Exercise aim
Whenever a line contains the string "ranking", copy it out of the entries.

Supplied information

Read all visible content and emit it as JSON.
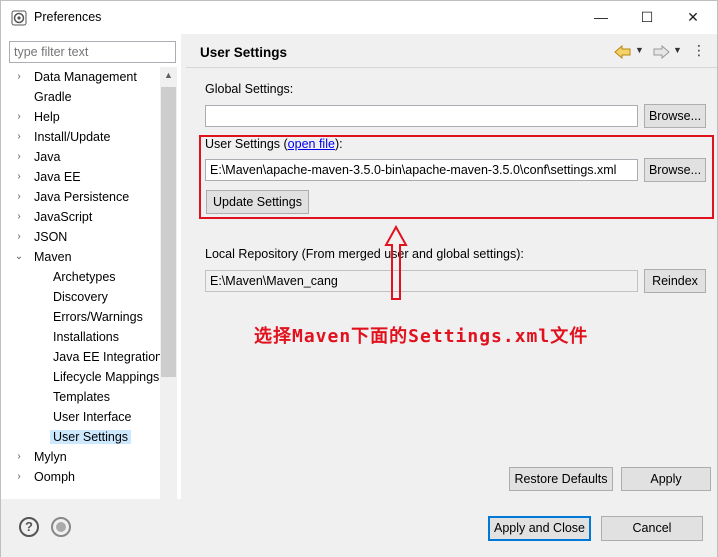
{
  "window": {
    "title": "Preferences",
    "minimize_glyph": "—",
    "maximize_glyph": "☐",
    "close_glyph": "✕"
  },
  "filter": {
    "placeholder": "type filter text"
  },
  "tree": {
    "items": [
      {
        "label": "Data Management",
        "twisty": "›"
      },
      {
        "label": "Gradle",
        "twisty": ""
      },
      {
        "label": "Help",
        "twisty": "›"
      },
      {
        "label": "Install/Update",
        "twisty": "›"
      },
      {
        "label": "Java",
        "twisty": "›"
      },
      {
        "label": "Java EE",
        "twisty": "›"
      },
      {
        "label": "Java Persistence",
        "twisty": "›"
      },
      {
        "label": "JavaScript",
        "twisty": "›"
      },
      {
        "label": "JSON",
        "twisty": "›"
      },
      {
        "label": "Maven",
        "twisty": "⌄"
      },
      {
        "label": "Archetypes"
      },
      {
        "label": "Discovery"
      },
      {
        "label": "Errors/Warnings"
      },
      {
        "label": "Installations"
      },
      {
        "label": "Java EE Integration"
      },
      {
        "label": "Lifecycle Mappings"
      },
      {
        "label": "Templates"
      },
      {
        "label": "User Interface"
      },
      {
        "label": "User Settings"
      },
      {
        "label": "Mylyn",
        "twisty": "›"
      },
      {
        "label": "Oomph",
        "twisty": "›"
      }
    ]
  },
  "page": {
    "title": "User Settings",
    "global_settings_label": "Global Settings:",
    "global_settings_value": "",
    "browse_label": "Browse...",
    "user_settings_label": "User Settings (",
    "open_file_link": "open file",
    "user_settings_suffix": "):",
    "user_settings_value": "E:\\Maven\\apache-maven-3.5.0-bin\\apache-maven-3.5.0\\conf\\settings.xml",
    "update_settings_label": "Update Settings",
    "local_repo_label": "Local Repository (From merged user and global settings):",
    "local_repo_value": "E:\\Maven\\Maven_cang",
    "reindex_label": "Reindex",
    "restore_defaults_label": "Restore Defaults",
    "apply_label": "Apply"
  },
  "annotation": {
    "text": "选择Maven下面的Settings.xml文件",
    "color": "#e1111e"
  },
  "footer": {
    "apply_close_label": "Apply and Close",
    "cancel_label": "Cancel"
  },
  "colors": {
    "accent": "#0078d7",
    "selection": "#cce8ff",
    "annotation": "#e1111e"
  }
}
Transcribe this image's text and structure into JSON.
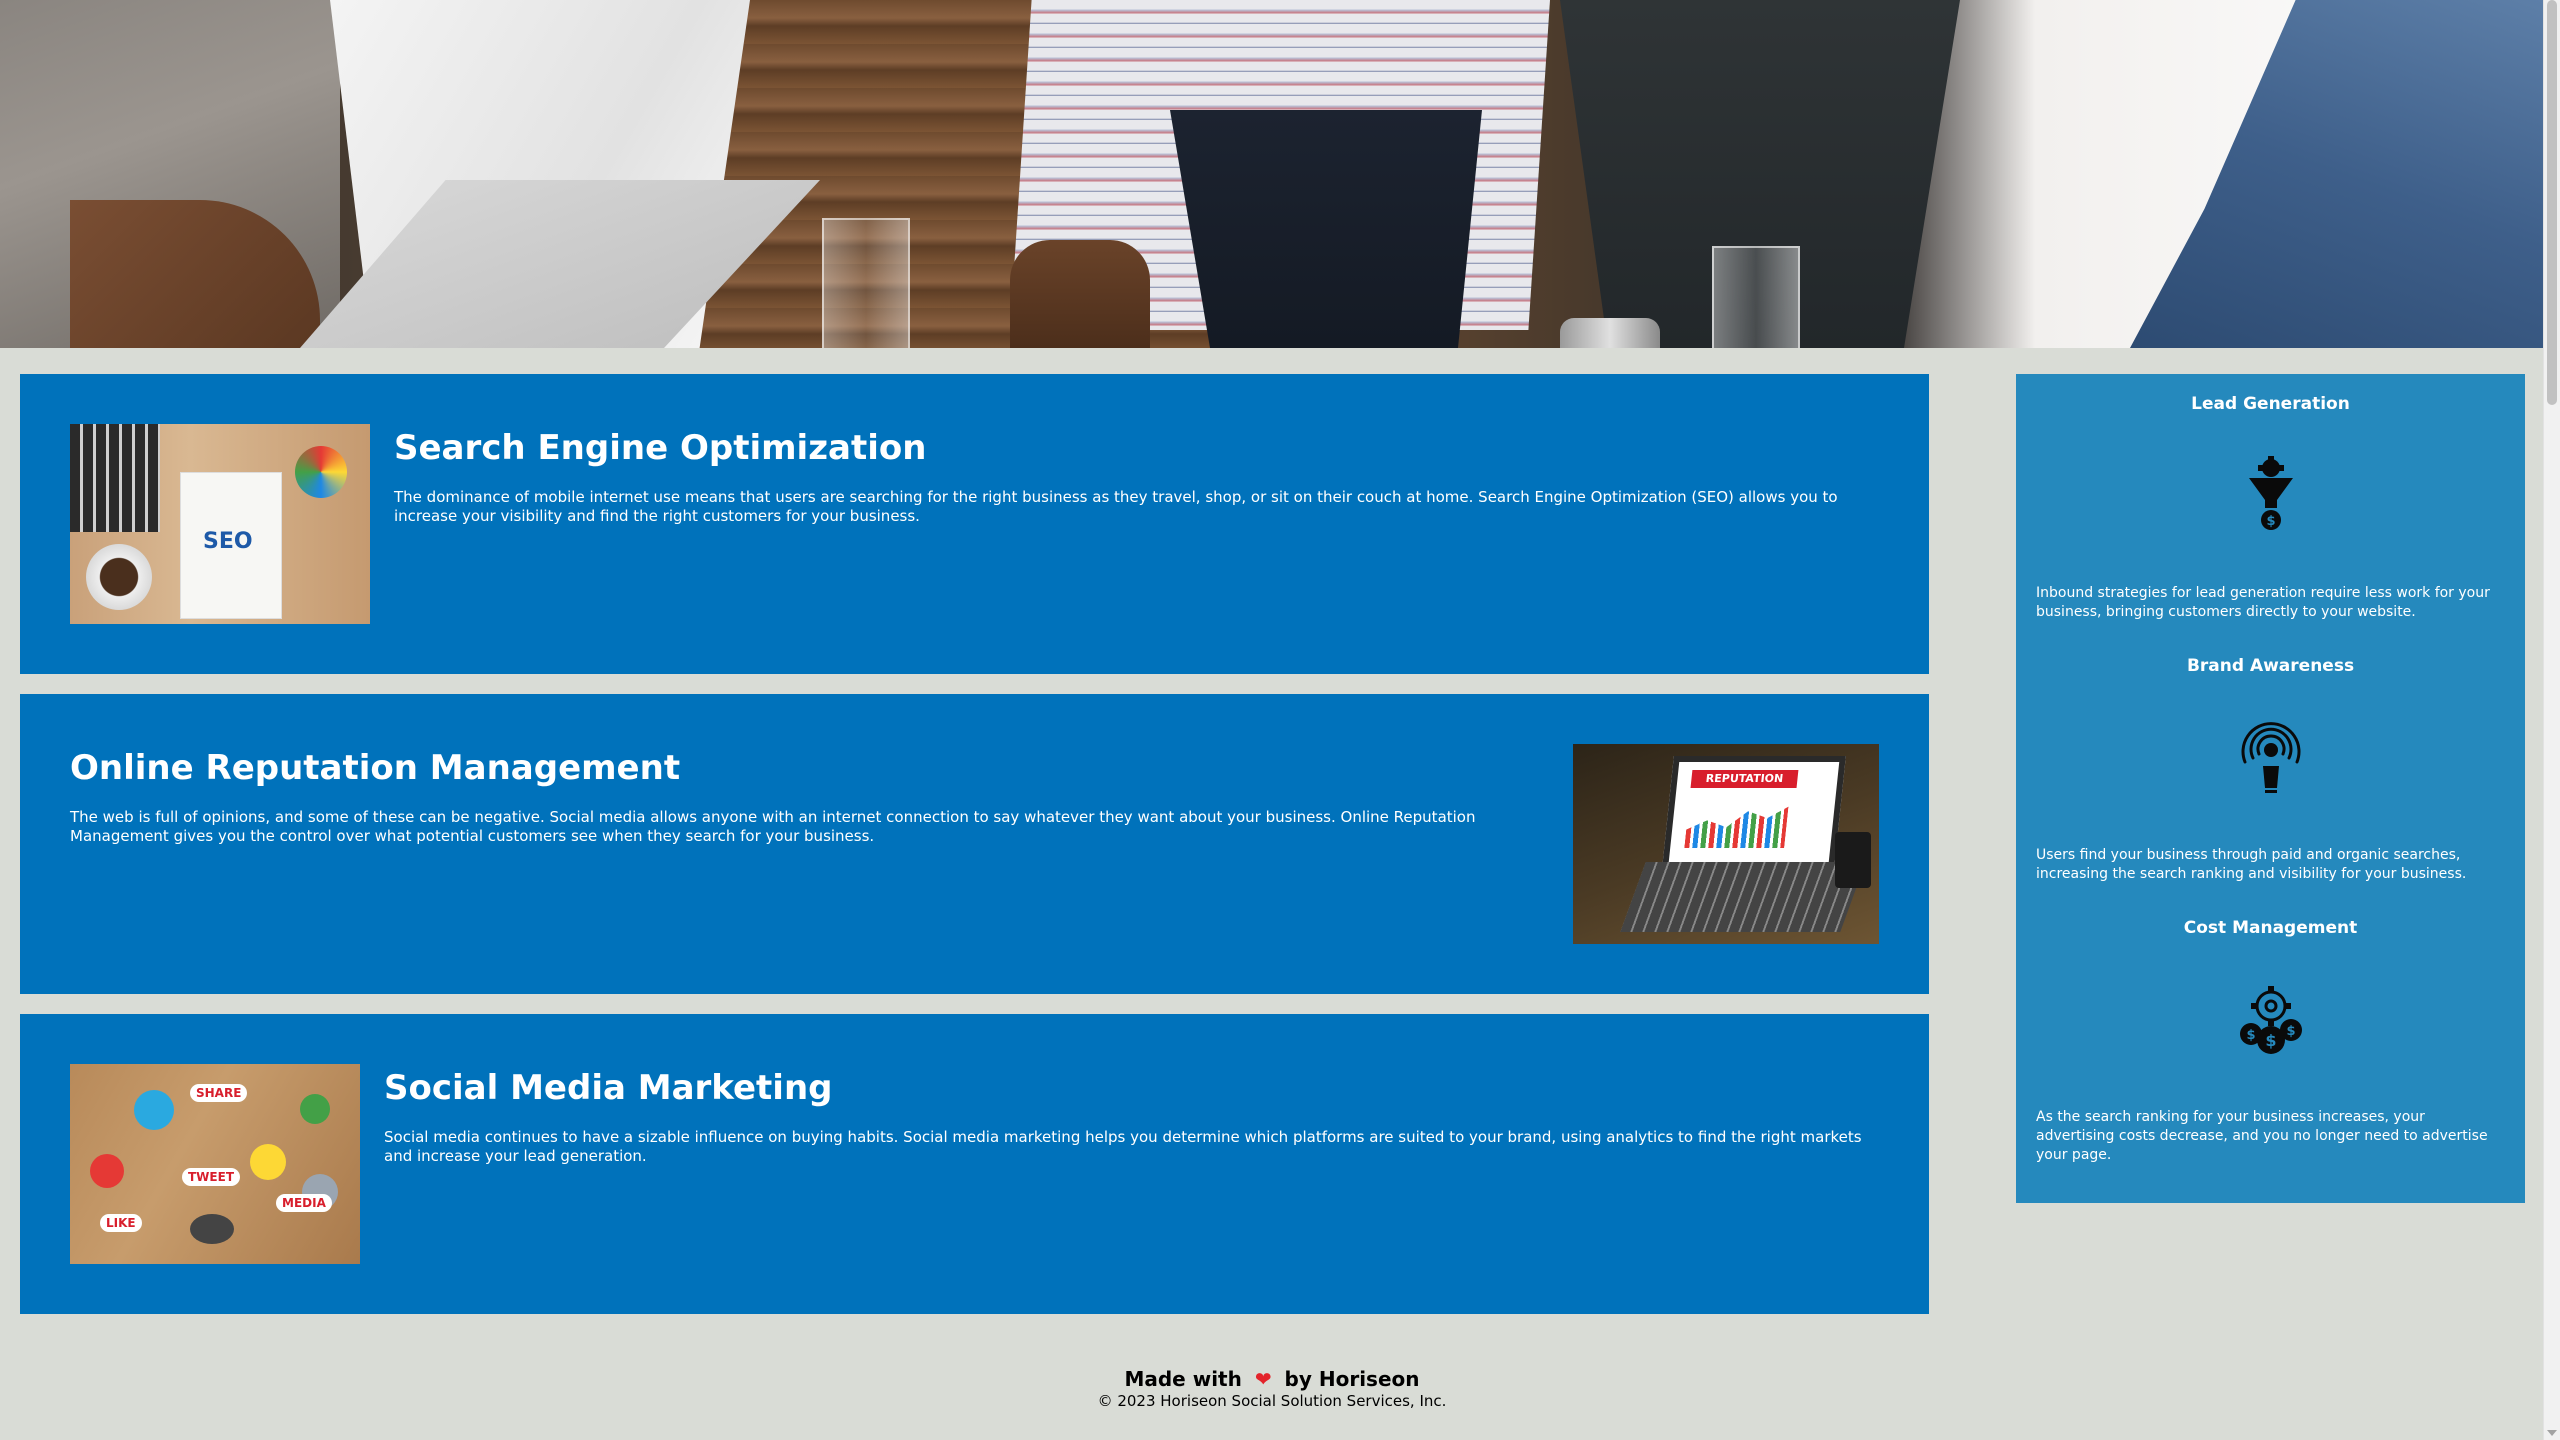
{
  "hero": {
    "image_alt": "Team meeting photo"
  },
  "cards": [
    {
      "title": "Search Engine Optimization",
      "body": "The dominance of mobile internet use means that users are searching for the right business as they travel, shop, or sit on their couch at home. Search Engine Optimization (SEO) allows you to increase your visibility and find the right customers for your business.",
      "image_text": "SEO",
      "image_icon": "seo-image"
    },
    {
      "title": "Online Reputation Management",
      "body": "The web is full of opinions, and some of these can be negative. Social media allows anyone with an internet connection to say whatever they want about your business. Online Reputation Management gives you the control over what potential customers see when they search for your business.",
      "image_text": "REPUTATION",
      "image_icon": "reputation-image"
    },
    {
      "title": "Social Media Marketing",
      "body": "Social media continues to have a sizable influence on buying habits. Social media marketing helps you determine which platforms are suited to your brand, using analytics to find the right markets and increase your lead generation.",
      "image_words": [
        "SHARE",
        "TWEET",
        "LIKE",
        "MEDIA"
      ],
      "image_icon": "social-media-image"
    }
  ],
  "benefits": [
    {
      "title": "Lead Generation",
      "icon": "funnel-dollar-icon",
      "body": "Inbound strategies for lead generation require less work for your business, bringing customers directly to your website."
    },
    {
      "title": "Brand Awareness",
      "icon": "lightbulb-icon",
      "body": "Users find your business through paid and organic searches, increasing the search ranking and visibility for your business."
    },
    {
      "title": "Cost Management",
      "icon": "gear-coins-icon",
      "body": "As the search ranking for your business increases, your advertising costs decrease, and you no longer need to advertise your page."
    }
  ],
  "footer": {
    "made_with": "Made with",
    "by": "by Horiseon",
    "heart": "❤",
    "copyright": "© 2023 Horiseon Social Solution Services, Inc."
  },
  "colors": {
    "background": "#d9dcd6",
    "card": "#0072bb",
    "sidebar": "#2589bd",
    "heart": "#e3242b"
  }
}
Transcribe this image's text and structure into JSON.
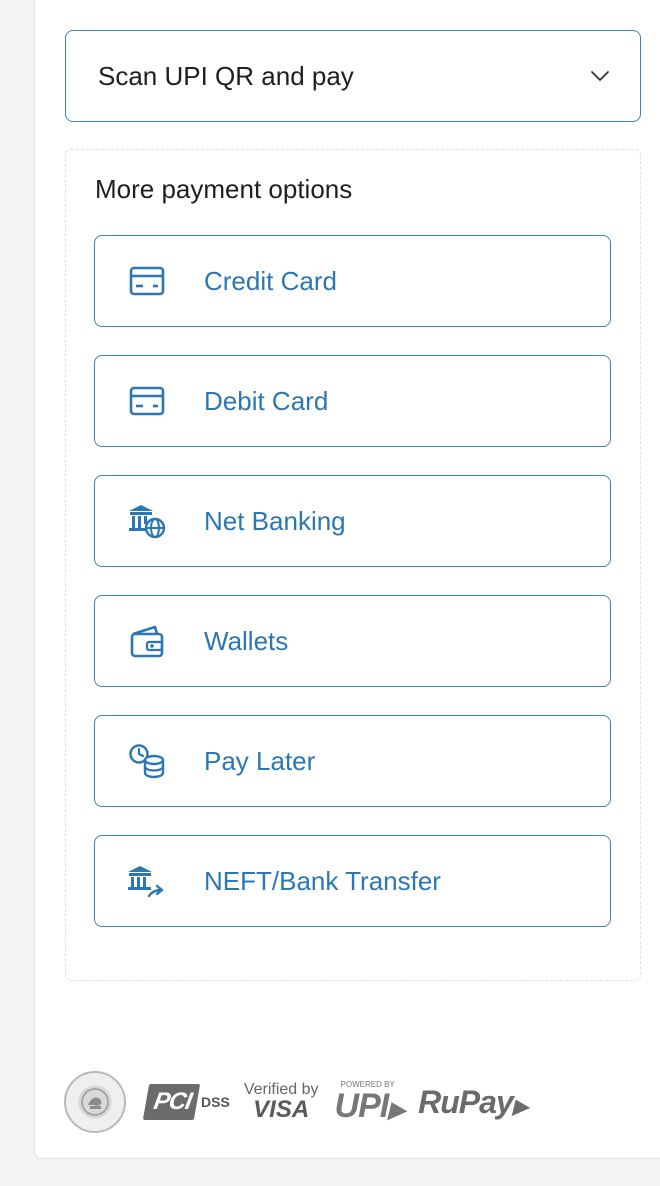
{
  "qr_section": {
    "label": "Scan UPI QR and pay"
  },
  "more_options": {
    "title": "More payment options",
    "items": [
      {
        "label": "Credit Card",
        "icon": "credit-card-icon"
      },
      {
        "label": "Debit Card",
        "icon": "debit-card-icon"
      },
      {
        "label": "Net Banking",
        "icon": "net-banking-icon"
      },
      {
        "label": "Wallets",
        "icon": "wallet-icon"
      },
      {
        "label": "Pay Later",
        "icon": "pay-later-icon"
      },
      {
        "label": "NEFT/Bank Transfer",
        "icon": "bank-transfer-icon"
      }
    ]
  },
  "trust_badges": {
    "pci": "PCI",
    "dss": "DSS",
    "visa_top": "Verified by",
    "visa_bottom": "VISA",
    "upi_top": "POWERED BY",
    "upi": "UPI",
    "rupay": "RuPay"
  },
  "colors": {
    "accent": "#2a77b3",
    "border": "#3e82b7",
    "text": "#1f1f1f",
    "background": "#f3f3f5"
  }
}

Answer for the task
      "body": "Users find your business through paid and organic searches, increasing the search ranking and visibility for your business."
      "body": "As the search ranking for your business increases, your advertising costs decrease, and you no longer need to advertise your page."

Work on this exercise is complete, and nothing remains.